SOURCE DOCUMENT:
=======

“Heart-rending . . . Even fans accustomed to Hallinan’s lurid, compassionate view of Bangkok may have to fight back tears.”

—Kirkus Reviews


A sad farewell.

On April 28, the final Poke Rafferty novel, STREET MUSIC, went on sale in ebook format at the usual online bookstores. Production and distribution of the hard-cover version—the most beautiful book that’s ever had my name on it—will follow “soon,” having fallen victim to the global virus that ignored the prediction that “One day, it’s like a miracle, it will disappear.” Hasn’t been quite enough like a miracle for me. Anyway, the hard cover will be available soon.

The decision to end the series is mine. As much as I love these characters and their Bangkok environment, tempus is fugiting at an alarming rate, and there are new characters and worlds I’d like to explore before I’m forced to turn in my keyboard.

In 2006, I opened the first book in the series, A NAIL THROUGH THE HEART, with a scene in which an American travel writer holds his adopted daughter’s hand as they follow his wife down a Bangkok sidewalk, shopping for groceries. I knew that it wasn’t the most electrifying opening in thriller history, but I wanted to say on the very first page that this was not a novel about Bangkok in which beautiful young Asian women threw themselves incessantly at uninteresting white men. My line of thought was something like wife+daughter+groceries=family.

=======

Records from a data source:
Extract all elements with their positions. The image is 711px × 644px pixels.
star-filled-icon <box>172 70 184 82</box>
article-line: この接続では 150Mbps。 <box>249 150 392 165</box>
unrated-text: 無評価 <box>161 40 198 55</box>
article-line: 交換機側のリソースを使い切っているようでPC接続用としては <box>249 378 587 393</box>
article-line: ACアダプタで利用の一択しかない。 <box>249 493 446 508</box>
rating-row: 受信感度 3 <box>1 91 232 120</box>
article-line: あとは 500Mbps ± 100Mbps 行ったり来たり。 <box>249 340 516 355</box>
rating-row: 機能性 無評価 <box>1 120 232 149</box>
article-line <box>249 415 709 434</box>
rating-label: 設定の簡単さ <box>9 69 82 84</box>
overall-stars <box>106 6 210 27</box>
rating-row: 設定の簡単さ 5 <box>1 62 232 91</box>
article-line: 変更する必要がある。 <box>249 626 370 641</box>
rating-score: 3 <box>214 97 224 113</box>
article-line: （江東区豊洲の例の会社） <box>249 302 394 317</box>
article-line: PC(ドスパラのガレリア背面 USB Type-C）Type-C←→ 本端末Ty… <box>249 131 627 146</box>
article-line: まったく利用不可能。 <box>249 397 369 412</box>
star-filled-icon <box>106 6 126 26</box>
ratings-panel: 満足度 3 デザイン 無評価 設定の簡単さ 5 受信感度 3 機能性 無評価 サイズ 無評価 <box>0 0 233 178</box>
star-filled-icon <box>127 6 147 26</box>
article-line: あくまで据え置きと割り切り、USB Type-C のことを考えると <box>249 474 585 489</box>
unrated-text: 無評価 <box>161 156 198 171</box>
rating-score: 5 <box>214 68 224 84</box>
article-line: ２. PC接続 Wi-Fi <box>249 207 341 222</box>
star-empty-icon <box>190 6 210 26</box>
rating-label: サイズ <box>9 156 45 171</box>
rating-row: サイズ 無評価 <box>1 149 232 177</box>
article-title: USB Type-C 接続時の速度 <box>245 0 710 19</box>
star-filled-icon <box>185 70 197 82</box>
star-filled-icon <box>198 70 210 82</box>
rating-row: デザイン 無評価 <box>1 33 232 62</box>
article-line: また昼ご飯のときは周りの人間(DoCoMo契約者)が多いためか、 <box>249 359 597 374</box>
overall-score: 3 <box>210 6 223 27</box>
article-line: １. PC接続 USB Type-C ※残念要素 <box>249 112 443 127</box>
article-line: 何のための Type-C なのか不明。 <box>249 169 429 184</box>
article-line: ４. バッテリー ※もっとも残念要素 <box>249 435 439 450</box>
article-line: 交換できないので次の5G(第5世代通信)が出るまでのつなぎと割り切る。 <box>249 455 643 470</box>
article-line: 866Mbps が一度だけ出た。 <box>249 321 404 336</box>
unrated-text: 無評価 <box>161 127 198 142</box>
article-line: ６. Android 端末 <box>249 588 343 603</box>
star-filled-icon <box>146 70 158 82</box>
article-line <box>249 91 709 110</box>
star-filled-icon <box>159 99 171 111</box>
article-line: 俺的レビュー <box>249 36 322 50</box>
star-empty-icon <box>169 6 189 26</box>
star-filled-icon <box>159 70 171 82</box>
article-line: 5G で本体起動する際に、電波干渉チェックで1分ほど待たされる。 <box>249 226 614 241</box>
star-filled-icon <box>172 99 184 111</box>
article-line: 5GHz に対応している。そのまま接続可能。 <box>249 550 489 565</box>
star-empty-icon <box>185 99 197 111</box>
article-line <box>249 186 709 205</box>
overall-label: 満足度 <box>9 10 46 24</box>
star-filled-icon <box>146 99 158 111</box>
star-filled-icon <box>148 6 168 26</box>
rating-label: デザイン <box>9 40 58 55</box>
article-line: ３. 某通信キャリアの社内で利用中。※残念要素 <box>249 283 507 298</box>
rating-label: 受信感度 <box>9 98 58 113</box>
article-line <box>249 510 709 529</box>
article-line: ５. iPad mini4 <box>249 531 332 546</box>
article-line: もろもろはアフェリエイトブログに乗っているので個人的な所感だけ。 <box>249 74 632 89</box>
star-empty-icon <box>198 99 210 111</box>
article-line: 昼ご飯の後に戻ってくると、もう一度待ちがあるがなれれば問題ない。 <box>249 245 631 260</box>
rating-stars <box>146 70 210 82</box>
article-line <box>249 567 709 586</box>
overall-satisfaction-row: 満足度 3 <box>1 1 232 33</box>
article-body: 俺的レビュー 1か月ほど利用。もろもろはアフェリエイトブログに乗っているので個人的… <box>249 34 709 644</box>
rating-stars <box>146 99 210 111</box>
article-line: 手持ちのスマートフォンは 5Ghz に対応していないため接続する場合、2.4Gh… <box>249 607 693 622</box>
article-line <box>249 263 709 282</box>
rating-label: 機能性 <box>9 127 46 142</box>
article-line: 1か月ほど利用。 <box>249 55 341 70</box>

=======

WHAT YOU WILL DO:
(1) According to the Poke Rafferty farewell note, why did the author open A NAIL THROUGH THE HEART with a family shopping for groceries on a Bangkok sidewalk? Answer in one to three sentences.
(2) Retype the stretch of the Poke Rafferty farewell note from "The decision to" through "something like wife+daughter+groceries=family.".
(3) Continue the Poke Rafferty farewell note from where it stops.

RESULTS OF THE EXERCISE:
(1) The author wanted to show on the very first page that the novel was not about a Bangkok where beautiful young Asian women threw themselves incessantly at uninteresting white men. The scene of a wife, a daughter, and groceries was meant to signal family.

(2)
The decision to end the series is mine. As much as I love these characters and their Bangkok environment, tempus is fugiting at an alarming rate, and there are new characters and worlds I’d like to explore before I’m forced to turn in my keyboard.

In 2006, I opened the first book in the series, A NAIL THROUGH THE HEART, with a scene in which an American travel writer holds his adopted daughter’s hand as they follow his wife down a Bangkok sidewalk, shopping for groceries. I knew that it wasn’t the most electrifying opening in thriller history, but I wanted to say on the very first page that this was not a novel about Bangkok in which beautiful young Asian women threw themselves incessantly at uninteresting white men. My line of thought was something like wife+daughter+groceries=family.

(3)
The word family did the trick. I barely knew who these people were, but the moment I realized they were a family, I thought that it might be interesting to drop a normal—if intercultural and self-assembled—family into the world capital of instant gratification. It felt to me like the family might serve as a friendly campfire in a world of cold neon. And, for me, at least, it’s worked out.

I’ve put my little famly through a lot in nine books, and they’ve put me through a lot. I already miss them. But I do hope you’ll like STREET MUSIC.